─── Source material
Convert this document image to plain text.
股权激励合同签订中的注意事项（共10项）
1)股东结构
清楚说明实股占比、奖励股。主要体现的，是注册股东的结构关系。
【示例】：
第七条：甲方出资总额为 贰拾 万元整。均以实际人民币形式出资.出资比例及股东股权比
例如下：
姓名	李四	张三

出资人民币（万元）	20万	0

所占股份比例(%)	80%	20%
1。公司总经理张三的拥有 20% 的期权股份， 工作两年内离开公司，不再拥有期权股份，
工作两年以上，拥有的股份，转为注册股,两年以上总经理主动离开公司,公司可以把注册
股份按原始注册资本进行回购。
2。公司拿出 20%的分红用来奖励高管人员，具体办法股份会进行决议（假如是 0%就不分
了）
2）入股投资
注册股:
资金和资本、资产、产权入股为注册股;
──────
The exercise: Restate the data above word for word, please.

Solution to this problem:
Convert this document image to plain text.
股权激励合同签订中的注意事项（共10项）
1)股东结构
清楚说明实股占比、奖励股。主要体现的，是注册股东的结构关系。
【示例】：
第七条：甲方出资总额为 贰拾 万元整。均以实际人民币形式出资.出资比例及股东股权比
例如下：
姓名	李四	张三

出资人民币（万元）	20万	0

所占股份比例(%)	80%	20%
1。公司总经理张三的拥有 20% 的期权股份， 工作两年内离开公司，不再拥有期权股份，
工作两年以上，拥有的股份，转为注册股,两年以上总经理主动离开公司,公司可以把注册
股份按原始注册资本进行回购。
2。公司拿出 20%的分红用来奖励高管人员，具体办法股份会进行决议（假如是 0%就不分
了）
2）入股投资
注册股:
资金和资本、资产、产权入股为注册股;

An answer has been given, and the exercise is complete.